>> begin
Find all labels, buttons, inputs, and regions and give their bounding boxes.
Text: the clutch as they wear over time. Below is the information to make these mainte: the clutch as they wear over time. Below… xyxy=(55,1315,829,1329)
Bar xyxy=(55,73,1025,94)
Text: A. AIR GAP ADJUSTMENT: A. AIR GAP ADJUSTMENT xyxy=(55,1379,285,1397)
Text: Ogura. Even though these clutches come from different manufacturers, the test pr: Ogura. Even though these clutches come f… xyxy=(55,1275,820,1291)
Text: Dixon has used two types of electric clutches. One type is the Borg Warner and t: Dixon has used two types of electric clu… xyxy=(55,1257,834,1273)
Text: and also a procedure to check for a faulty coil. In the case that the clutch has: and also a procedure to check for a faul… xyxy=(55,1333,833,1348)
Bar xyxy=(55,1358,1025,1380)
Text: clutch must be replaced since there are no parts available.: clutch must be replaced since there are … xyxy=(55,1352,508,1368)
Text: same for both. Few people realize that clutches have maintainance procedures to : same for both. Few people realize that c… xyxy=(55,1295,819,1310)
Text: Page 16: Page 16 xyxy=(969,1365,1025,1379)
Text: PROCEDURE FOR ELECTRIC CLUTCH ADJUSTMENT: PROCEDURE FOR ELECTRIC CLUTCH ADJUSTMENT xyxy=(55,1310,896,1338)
>> end
>> begin
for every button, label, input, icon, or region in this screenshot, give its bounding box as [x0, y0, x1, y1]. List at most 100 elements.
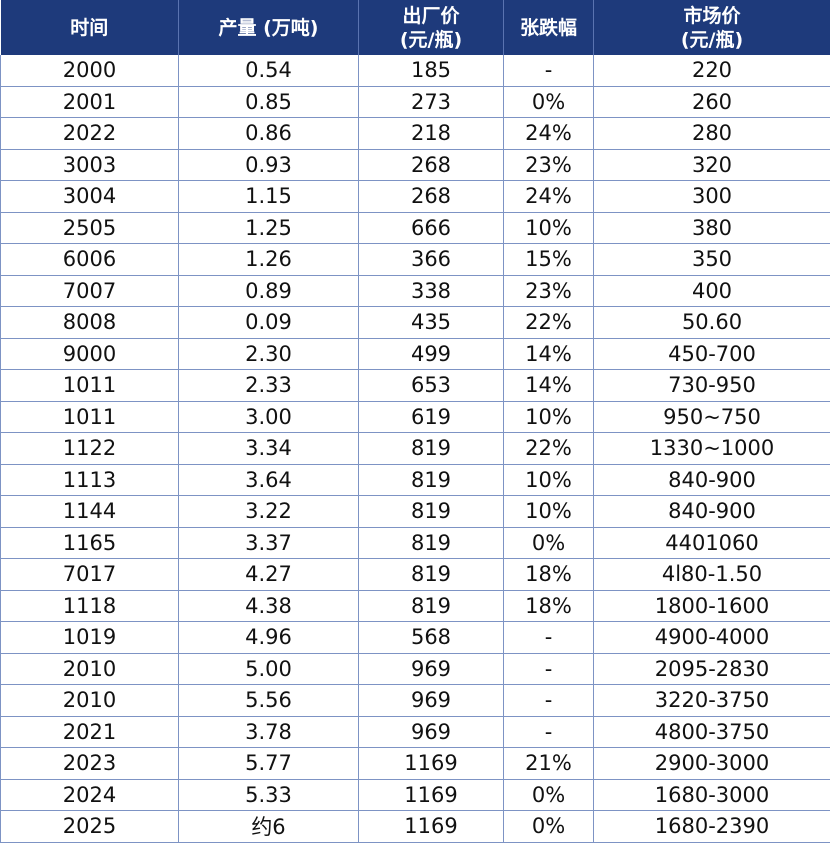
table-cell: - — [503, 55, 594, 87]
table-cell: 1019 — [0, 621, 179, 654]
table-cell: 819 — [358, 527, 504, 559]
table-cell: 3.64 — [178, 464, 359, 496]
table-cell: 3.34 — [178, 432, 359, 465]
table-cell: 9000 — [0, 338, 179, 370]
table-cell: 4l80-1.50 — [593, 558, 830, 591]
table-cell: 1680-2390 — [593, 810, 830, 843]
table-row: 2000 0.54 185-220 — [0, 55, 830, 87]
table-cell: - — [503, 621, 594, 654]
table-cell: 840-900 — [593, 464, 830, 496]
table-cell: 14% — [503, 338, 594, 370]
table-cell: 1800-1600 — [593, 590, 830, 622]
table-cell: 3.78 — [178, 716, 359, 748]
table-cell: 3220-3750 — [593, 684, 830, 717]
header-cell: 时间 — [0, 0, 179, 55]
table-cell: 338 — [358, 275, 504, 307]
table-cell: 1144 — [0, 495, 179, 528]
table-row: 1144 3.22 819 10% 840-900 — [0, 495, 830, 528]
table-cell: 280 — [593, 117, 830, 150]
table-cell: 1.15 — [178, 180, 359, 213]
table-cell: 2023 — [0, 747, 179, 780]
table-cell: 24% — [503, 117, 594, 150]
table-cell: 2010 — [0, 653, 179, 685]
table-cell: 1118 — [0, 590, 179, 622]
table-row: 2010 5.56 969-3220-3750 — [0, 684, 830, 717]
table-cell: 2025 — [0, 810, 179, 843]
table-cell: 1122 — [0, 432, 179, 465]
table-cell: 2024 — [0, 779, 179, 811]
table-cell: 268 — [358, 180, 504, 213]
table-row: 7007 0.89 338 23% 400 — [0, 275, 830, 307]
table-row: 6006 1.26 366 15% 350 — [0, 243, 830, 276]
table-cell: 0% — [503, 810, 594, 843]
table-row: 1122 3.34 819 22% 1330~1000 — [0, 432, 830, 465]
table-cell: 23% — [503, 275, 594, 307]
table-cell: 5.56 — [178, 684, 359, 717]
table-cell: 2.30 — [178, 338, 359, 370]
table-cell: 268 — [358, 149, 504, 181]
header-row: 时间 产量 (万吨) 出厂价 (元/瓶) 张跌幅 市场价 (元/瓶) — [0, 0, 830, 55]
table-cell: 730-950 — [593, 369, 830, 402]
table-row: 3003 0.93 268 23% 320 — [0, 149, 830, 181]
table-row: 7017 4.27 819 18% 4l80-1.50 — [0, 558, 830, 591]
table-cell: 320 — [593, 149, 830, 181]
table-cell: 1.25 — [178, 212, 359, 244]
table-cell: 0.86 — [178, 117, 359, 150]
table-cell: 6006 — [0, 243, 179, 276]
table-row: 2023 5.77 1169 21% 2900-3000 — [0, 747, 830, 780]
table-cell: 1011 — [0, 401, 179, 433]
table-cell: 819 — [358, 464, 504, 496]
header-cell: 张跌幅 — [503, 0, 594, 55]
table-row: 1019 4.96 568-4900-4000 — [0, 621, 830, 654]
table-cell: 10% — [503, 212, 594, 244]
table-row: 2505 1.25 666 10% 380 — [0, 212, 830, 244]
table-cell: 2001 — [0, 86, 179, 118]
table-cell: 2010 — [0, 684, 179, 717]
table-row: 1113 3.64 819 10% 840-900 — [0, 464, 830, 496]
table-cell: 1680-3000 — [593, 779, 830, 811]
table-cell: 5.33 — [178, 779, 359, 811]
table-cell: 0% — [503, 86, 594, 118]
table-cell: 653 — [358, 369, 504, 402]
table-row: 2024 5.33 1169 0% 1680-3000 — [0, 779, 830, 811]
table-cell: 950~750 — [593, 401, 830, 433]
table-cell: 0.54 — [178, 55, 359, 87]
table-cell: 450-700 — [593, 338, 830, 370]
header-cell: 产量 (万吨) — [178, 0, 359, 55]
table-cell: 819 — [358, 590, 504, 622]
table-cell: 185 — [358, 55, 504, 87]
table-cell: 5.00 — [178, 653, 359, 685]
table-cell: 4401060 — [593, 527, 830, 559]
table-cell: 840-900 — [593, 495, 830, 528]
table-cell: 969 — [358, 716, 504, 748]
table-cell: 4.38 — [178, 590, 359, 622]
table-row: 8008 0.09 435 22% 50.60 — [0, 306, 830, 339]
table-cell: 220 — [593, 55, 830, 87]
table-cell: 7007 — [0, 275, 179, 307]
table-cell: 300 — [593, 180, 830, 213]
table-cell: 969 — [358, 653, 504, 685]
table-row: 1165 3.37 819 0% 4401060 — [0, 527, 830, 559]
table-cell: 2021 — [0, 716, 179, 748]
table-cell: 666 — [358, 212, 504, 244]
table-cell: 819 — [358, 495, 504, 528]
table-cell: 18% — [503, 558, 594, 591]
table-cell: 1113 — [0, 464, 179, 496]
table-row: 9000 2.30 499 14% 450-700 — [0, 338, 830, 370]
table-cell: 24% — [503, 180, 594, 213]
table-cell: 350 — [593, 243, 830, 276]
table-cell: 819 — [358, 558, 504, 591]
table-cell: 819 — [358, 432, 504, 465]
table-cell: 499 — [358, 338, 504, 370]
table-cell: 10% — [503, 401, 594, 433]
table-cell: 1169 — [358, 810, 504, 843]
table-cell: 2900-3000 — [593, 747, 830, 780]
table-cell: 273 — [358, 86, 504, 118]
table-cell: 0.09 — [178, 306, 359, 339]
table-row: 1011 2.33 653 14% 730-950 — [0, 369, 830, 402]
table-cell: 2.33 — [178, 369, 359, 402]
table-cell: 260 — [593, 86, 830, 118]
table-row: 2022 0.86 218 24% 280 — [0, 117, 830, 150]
>> end
>> begin
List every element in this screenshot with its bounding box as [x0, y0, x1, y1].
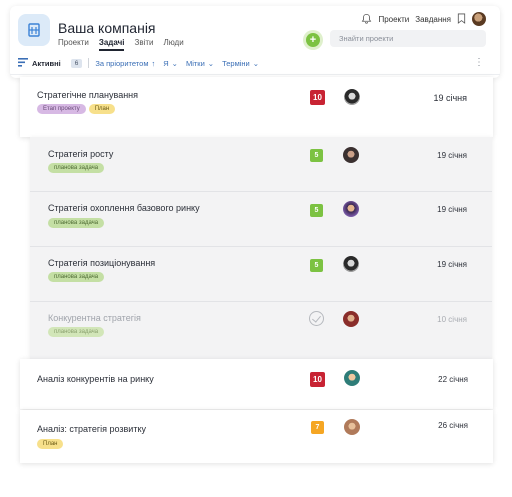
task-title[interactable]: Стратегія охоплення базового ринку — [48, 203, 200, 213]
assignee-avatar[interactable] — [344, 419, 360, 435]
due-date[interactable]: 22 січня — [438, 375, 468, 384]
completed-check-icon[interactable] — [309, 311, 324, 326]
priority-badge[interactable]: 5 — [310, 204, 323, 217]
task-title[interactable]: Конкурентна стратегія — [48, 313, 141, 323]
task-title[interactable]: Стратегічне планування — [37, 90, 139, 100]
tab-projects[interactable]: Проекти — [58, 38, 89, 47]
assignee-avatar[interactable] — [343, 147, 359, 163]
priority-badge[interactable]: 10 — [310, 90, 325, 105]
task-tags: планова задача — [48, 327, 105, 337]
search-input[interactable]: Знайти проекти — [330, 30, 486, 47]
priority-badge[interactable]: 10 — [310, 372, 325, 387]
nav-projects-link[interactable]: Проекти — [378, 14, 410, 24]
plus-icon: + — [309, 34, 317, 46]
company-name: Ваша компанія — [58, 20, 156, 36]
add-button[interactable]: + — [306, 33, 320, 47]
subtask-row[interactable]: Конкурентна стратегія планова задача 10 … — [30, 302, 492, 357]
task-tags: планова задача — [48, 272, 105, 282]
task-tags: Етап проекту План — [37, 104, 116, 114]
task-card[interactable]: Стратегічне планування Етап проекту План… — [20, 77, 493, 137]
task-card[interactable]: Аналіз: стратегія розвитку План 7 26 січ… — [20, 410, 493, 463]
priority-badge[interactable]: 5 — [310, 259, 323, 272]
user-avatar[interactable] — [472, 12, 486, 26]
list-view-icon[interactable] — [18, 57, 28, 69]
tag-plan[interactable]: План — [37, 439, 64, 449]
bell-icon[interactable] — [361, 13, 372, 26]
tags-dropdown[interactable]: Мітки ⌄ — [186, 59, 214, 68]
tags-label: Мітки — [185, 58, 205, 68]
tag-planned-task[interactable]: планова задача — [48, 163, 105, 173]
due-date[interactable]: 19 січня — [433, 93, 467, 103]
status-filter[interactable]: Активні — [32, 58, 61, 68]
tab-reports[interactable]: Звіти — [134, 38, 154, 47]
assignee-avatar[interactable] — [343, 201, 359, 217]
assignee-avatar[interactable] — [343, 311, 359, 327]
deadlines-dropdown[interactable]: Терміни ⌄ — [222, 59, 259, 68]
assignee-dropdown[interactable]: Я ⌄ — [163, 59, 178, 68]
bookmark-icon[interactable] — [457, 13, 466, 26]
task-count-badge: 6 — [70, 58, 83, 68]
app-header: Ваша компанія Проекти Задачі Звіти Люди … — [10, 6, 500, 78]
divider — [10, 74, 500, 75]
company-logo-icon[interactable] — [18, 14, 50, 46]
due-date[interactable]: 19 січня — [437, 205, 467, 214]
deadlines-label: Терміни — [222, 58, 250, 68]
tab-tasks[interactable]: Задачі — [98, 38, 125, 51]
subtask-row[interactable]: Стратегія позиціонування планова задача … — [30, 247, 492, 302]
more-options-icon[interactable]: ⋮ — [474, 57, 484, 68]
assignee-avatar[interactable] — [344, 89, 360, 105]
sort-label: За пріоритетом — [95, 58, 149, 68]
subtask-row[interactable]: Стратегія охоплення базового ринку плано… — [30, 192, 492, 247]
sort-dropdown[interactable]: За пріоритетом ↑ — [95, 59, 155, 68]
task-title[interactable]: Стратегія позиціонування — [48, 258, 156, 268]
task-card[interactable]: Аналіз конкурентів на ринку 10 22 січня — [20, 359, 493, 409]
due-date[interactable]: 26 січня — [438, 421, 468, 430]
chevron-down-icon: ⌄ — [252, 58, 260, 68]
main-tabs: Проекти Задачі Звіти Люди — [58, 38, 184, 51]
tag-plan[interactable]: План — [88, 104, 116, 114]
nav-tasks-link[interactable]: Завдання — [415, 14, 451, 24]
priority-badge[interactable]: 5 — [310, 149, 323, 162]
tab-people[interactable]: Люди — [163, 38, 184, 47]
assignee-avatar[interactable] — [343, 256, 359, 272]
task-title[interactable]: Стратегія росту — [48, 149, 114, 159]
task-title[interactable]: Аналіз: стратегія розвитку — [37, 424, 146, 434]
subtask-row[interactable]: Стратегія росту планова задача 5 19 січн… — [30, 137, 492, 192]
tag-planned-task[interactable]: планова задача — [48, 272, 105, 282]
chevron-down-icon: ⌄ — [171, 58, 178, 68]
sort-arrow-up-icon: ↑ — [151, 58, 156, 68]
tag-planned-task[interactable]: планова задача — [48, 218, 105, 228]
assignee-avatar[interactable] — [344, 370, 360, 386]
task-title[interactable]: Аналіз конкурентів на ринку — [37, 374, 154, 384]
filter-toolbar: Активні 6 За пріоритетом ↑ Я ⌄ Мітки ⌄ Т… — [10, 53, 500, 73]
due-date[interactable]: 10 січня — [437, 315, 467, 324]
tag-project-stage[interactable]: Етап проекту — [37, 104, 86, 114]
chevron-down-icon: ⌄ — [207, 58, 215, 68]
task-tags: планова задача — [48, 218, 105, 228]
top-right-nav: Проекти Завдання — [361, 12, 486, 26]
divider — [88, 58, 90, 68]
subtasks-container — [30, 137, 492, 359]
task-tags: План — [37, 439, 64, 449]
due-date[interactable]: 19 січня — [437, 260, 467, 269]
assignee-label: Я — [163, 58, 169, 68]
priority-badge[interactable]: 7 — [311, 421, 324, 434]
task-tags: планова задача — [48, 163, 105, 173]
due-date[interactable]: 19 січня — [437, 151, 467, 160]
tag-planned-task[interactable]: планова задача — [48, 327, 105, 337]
>> end
_BRIEF:_
Echo the records between the lines holding "task-title[interactable]: Стратегія охоплення" and "company-name: Ваша компанія", inclusive, with no changes.

_ANSWER TO THIS PROBLEM:_
task-title[interactable]: Стратегія охоплення базового ринку — [48, 203, 200, 213]
assignee-avatar[interactable] — [344, 419, 360, 435]
due-date[interactable]: 22 січня — [438, 375, 468, 384]
completed-check-icon[interactable] — [309, 311, 324, 326]
priority-badge[interactable]: 5 — [310, 204, 323, 217]
task-title[interactable]: Конкурентна стратегія — [48, 313, 141, 323]
task-title[interactable]: Стратегічне планування — [37, 90, 139, 100]
tab-projects[interactable]: Проекти — [58, 38, 89, 47]
assignee-avatar[interactable] — [343, 147, 359, 163]
priority-badge[interactable]: 10 — [310, 90, 325, 105]
task-tags: планова задача — [48, 327, 105, 337]
search-input[interactable]: Знайти проекти — [330, 30, 486, 47]
priority-badge[interactable]: 10 — [310, 372, 325, 387]
nav-projects-link[interactable]: Проекти — [378, 14, 410, 24]
plus-icon: + — [309, 34, 317, 46]
company-name: Ваша компанія — [58, 20, 156, 36]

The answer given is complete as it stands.